* _Objective_: Write out all of the data without omission, exactly as shown.

### Listing ###

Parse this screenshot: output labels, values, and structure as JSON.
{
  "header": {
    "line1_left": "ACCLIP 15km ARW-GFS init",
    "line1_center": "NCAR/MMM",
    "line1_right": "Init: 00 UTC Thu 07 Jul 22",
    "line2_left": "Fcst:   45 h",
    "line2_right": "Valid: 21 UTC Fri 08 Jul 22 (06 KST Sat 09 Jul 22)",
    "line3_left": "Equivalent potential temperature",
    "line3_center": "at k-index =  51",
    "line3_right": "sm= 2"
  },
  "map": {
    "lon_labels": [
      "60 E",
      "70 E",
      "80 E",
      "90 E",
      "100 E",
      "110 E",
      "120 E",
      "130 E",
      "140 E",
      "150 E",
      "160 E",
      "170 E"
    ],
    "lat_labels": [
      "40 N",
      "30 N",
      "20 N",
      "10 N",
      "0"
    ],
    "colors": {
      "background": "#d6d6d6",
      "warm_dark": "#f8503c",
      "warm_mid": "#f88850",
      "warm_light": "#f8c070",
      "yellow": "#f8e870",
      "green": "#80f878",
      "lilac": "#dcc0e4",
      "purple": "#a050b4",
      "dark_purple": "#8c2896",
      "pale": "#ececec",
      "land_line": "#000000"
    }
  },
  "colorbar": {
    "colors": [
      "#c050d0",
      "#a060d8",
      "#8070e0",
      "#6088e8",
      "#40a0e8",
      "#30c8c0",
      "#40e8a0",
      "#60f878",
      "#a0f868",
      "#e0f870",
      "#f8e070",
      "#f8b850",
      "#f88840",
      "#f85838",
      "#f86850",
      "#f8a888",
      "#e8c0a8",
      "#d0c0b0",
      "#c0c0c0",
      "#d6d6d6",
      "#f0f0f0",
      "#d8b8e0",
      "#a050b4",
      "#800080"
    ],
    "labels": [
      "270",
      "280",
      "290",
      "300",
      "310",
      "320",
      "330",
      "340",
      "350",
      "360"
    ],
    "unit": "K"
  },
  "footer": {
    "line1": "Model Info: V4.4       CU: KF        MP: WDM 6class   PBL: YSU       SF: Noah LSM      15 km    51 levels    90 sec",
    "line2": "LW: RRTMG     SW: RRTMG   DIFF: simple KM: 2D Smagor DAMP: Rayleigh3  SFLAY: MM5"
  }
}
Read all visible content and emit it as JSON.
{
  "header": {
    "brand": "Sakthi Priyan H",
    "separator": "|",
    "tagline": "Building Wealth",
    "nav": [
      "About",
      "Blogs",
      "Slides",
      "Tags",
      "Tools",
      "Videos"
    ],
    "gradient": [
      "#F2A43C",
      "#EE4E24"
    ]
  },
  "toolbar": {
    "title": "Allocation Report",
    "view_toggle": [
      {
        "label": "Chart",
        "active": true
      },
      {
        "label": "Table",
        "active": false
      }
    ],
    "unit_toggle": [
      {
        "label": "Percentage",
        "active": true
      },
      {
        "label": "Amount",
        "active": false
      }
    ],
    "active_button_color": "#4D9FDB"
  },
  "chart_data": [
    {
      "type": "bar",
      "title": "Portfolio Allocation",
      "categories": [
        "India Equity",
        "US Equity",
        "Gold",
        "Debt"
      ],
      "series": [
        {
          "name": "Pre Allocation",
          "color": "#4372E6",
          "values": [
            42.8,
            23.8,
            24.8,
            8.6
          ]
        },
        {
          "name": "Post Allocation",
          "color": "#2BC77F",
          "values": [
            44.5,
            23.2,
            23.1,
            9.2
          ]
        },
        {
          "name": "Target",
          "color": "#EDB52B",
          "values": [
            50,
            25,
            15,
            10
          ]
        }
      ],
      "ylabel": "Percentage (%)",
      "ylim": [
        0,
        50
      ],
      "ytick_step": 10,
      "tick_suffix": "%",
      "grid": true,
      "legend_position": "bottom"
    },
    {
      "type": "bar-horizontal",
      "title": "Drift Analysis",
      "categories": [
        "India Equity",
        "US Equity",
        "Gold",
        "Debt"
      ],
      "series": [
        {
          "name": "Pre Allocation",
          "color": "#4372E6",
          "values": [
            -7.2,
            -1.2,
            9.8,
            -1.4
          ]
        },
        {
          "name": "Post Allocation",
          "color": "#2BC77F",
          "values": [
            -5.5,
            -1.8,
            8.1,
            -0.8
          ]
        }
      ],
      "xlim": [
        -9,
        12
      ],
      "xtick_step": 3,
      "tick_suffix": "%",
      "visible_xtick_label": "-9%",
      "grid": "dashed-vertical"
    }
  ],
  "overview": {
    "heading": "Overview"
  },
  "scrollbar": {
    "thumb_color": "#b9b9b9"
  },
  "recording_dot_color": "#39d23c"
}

###

* _Output of the exercise_:
Parse this screenshot: output labels, values, and structure as JSON.
{
  "header": {
    "line1_left": "ACCLIP 15km ARW-GFS init",
    "line1_center": "NCAR/MMM",
    "line1_right": "Init: 00 UTC Thu 07 Jul 22",
    "line2_left": "Fcst:   45 h",
    "line2_right": "Valid: 21 UTC Fri 08 Jul 22 (06 KST Sat 09 Jul 22)",
    "line3_left": "Equivalent potential temperature",
    "line3_center": "at k-index =  51",
    "line3_right": "sm= 2"
  },
  "map": {
    "lon_labels": [
      "60 E",
      "70 E",
      "80 E",
      "90 E",
      "100 E",
      "110 E",
      "120 E",
      "130 E",
      "140 E",
      "150 E",
      "160 E",
      "170 E"
    ],
    "lat_labels": [
      "40 N",
      "30 N",
      "20 N",
      "10 N",
      "0"
    ],
    "colors": {
      "background": "#d6d6d6",
      "warm_dark": "#f8503c",
      "warm_mid": "#f88850",
      "warm_light": "#f8c070",
      "yellow": "#f8e870",
      "green": "#80f878",
      "lilac": "#dcc0e4",
      "purple": "#a050b4",
      "dark_purple": "#8c2896",
      "pale": "#ececec",
      "land_line": "#000000"
    }
  },
  "colorbar": {
    "colors": [
      "#c050d0",
      "#a060d8",
      "#8070e0",
      "#6088e8",
      "#40a0e8",
      "#30c8c0",
      "#40e8a0",
      "#60f878",
      "#a0f868",
      "#e0f870",
      "#f8e070",
      "#f8b850",
      "#f88840",
      "#f85838",
      "#f86850",
      "#f8a888",
      "#e8c0a8",
      "#d0c0b0",
      "#c0c0c0",
      "#d6d6d6",
      "#f0f0f0",
      "#d8b8e0",
      "#a050b4",
      "#800080"
    ],
    "labels": [
      "270",
      "280",
      "290",
      "300",
      "310",
      "320",
      "330",
      "340",
      "350",
      "360"
    ],
    "unit": "K"
  },
  "footer": {
    "line1": "Model Info: V4.4       CU: KF        MP: WDM 6class   PBL: YSU       SF: Noah LSM      15 km    51 levels    90 sec",
    "line2": "LW: RRTMG     SW: RRTMG   DIFF: simple KM: 2D Smagor DAMP: Rayleigh3  SFLAY: MM5"
  }
}
Read all visible content and emit it as JSON.
{
  "header": {
    "brand": "Sakthi Priyan H",
    "separator": "|",
    "tagline": "Building Wealth",
    "nav": [
      "About",
      "Blogs",
      "Slides",
      "Tags",
      "Tools",
      "Videos"
    ],
    "gradient": [
      "#F2A43C",
      "#EE4E24"
    ]
  },
  "toolbar": {
    "title": "Allocation Report",
    "view_toggle": [
      {
        "label": "Chart",
        "active": true
      },
      {
        "label": "Table",
        "active": false
      }
    ],
    "unit_toggle": [
      {
        "label": "Percentage",
        "active": true
      },
      {
        "label": "Amount",
        "active": false
      }
    ],
    "active_button_color": "#4D9FDB"
  },
  "chart_data": [
    {
      "type": "bar",
      "title": "Portfolio Allocation",
      "categories": [
        "India Equity",
        "US Equity",
        "Gold",
        "Debt"
      ],
      "series": [
        {
          "name": "Pre Allocation",
          "color": "#4372E6",
          "values": [
            42.8,
            23.8,
            24.8,
            8.6
          ]
        },
        {
          "name": "Post Allocation",
          "color": "#2BC77F",
          "values": [
            44.5,
            23.2,
            23.1,
            9.2
          ]
        },
        {
          "name": "Target",
          "color": "#EDB52B",
          "values": [
            50,
            25,
            15,
            10
          ]
        }
      ],
      "ylabel": "Percentage (%)",
      "ylim": [
        0,
        50
      ],
      "ytick_step": 10,
      "tick_suffix": "%",
      "grid": true,
      "legend_position": "bottom"
    },
    {
      "type": "bar-horizontal",
      "title": "Drift Analysis",
      "categories": [
        "India Equity",
        "US Equity",
        "Gold",
        "Debt"
      ],
      "series": [
        {
          "name": "Pre Allocation",
          "color": "#4372E6",
          "values": [
            -7.2,
            -1.2,
            9.8,
            -1.4
          ]
        },
        {
          "name": "Post Allocation",
          "color": "#2BC77F",
          "values": [
            -5.5,
            -1.8,
            8.1,
            -0.8
          ]
        }
      ],
      "xlim": [
        -9,
        12
      ],
      "xtick_step": 3,
      "tick_suffix": "%",
      "visible_xtick_label": "-9%",
      "grid": "dashed-vertical"
    }
  ],
  "overview": {
    "heading": "Overview"
  },
  "scrollbar": {
    "thumb_color": "#b9b9b9"
  },
  "recording_dot_color": "#39d23c"
}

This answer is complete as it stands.